■ **WHAT YOU ARE ASKED TO DO**:
Go through the entries below and count the lines holding the word "Powder". Reply with only the number, please.

Collection entries:
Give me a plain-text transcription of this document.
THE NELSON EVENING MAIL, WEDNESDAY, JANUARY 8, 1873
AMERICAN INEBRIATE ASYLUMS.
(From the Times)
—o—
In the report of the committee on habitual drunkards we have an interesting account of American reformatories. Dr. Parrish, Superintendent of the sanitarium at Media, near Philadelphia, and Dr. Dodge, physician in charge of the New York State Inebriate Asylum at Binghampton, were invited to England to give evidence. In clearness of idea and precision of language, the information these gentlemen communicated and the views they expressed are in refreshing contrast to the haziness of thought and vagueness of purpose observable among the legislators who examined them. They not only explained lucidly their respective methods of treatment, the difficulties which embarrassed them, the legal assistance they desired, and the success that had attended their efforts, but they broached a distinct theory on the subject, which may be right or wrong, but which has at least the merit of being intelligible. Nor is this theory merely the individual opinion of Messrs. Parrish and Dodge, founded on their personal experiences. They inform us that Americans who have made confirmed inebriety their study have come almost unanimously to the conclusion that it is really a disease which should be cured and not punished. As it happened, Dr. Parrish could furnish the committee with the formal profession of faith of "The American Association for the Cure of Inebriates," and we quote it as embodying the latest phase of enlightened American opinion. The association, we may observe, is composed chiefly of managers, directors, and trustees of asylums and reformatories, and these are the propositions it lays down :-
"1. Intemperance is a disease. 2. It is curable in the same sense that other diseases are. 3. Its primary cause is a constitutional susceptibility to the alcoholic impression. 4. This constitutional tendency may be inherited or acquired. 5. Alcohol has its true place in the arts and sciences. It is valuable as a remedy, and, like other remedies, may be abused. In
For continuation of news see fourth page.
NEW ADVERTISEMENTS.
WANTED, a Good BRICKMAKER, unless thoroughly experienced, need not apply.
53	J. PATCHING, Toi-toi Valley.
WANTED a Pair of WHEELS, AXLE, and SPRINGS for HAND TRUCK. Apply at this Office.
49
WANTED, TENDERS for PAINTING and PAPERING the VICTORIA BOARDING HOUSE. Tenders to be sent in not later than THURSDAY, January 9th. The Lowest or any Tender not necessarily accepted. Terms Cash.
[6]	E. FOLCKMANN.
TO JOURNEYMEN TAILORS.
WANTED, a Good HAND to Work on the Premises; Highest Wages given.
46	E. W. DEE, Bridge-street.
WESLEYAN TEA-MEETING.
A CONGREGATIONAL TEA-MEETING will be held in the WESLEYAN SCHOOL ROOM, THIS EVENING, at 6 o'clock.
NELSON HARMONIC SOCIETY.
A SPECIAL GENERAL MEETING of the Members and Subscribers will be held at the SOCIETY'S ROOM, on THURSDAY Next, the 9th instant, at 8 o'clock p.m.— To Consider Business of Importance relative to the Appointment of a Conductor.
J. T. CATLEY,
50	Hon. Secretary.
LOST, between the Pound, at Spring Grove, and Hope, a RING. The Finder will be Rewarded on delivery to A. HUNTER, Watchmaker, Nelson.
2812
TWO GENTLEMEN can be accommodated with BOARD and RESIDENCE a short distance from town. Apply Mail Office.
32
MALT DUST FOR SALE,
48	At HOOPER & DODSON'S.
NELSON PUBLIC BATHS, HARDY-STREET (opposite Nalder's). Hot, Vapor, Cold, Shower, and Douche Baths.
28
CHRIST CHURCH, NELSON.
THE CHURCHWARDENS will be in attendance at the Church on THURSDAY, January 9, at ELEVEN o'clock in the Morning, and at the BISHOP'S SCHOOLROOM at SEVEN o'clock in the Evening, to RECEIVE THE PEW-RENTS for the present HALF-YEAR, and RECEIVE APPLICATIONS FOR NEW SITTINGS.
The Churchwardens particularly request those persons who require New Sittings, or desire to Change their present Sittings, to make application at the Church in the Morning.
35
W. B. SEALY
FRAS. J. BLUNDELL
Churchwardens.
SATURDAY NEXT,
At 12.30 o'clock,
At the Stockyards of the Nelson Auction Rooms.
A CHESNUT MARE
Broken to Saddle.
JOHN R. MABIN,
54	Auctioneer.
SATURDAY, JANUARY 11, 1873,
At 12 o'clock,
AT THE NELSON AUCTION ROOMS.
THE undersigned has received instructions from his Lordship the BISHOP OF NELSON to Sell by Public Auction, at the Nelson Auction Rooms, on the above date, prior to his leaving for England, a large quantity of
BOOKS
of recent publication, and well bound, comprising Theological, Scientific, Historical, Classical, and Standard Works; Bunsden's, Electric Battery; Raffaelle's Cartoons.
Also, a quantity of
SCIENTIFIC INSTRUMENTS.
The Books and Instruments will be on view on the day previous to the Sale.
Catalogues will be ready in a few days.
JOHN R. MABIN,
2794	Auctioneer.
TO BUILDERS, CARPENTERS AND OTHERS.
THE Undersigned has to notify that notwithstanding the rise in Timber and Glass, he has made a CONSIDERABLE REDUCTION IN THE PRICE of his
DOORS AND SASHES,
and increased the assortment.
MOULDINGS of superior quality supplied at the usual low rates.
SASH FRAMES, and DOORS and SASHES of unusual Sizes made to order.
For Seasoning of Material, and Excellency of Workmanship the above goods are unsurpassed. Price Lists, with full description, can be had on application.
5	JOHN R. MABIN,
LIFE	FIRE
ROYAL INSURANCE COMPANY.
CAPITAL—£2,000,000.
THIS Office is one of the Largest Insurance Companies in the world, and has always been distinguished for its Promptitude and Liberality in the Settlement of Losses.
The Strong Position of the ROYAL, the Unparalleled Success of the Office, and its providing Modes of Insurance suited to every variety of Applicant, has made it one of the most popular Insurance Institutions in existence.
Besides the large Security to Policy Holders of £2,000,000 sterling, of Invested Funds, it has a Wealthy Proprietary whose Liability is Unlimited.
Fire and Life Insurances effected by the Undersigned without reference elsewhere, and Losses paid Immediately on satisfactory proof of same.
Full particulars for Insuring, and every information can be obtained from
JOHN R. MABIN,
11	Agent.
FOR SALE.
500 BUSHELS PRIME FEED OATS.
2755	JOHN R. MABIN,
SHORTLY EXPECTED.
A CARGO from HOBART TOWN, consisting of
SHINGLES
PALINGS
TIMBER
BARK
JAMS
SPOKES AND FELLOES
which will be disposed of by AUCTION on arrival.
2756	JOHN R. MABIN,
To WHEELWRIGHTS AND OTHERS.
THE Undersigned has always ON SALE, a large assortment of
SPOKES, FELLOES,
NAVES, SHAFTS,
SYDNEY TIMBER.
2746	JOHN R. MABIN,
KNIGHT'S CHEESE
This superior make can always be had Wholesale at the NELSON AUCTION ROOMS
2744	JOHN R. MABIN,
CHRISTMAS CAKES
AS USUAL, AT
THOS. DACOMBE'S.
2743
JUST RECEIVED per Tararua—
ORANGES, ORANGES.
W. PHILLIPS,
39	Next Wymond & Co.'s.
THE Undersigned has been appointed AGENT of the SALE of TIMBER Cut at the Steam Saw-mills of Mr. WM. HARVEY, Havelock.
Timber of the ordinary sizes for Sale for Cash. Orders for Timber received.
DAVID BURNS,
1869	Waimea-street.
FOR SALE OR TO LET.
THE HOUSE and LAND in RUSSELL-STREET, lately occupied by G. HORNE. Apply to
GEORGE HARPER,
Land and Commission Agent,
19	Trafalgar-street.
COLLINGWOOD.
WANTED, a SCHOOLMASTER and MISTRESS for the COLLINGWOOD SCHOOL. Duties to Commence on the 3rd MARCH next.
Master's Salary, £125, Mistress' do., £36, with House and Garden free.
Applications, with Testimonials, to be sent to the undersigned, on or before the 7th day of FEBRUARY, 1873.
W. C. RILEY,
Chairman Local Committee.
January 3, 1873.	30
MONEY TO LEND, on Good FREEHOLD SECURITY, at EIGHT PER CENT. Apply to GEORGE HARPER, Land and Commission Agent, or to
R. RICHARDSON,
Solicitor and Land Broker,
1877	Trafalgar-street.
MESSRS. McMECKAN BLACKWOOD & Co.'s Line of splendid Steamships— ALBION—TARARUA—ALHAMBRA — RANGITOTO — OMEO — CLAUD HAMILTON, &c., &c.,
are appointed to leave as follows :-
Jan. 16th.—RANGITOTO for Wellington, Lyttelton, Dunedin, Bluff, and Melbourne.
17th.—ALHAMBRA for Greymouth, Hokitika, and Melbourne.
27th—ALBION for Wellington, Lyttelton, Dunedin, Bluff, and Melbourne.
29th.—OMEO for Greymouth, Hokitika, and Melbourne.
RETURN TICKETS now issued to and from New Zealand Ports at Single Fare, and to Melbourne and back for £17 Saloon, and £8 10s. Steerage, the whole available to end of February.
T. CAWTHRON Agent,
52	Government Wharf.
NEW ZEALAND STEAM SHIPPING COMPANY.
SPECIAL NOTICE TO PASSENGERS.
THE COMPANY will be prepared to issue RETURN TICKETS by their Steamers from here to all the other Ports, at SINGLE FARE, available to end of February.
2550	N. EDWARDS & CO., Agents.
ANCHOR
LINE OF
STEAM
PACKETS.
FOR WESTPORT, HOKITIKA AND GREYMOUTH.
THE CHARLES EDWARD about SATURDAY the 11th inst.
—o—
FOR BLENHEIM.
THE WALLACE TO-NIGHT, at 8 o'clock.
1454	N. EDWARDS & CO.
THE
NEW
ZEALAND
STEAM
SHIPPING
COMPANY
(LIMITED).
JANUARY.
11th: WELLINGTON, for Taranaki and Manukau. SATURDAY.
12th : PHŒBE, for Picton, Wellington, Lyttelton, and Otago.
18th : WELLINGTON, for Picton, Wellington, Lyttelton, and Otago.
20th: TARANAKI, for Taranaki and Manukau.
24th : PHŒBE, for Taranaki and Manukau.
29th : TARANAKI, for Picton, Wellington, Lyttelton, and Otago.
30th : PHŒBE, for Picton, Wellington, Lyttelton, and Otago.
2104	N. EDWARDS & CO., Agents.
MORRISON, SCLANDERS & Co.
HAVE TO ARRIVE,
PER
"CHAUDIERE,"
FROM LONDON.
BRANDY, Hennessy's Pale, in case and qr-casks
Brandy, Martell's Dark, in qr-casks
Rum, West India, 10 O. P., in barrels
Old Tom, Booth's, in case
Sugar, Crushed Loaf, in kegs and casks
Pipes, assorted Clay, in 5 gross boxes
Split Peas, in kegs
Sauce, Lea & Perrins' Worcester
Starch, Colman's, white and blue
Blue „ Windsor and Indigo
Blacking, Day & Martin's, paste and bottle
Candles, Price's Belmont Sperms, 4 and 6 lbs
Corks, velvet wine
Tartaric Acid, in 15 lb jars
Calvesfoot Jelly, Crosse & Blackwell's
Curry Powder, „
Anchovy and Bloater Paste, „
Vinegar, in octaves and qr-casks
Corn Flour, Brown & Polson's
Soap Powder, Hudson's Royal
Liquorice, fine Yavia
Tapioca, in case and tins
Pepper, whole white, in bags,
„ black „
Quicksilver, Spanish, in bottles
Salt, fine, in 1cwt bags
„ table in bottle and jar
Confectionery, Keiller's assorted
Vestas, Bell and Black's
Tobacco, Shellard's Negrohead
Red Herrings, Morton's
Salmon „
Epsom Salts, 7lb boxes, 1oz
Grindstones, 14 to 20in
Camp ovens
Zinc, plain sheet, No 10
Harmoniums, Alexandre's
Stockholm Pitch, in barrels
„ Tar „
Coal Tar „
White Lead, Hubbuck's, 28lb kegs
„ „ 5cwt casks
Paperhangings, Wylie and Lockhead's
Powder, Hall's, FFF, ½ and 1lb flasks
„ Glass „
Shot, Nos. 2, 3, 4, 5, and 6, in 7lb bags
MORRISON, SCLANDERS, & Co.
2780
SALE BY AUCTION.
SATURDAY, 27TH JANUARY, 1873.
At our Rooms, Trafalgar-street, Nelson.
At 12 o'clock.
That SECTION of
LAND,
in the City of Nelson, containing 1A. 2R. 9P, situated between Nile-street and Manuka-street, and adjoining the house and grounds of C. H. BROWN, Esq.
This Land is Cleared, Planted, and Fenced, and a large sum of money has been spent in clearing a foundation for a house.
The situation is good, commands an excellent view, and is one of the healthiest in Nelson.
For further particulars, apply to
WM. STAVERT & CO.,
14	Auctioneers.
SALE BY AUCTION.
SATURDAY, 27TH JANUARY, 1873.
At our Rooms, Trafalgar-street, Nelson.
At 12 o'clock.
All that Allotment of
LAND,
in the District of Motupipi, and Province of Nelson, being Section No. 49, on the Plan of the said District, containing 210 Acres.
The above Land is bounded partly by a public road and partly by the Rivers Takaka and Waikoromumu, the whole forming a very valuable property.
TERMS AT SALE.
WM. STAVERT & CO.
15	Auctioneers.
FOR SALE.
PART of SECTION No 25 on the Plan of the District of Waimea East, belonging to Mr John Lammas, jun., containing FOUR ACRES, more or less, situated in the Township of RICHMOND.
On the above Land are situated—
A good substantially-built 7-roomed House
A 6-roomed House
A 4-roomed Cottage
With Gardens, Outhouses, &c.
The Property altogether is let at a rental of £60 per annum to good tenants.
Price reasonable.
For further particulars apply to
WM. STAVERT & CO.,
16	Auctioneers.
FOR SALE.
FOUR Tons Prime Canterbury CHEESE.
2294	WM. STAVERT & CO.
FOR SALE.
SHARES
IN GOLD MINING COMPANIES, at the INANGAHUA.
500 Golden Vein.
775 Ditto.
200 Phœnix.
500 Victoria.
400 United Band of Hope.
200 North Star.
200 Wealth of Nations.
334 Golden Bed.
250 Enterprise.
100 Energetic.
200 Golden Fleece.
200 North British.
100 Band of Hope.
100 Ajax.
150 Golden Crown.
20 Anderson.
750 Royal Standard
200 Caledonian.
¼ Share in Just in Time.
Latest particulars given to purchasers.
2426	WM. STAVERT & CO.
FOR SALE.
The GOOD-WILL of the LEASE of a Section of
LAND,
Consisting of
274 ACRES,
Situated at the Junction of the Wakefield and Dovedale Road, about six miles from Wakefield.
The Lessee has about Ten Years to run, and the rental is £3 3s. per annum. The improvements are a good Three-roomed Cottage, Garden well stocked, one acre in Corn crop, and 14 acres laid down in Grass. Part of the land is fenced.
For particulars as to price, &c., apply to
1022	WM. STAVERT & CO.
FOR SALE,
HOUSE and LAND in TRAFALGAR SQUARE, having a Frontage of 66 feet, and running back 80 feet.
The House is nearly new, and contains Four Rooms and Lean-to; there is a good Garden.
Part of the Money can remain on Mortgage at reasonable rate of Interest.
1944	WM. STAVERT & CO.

■ **THE ANSWER**:
3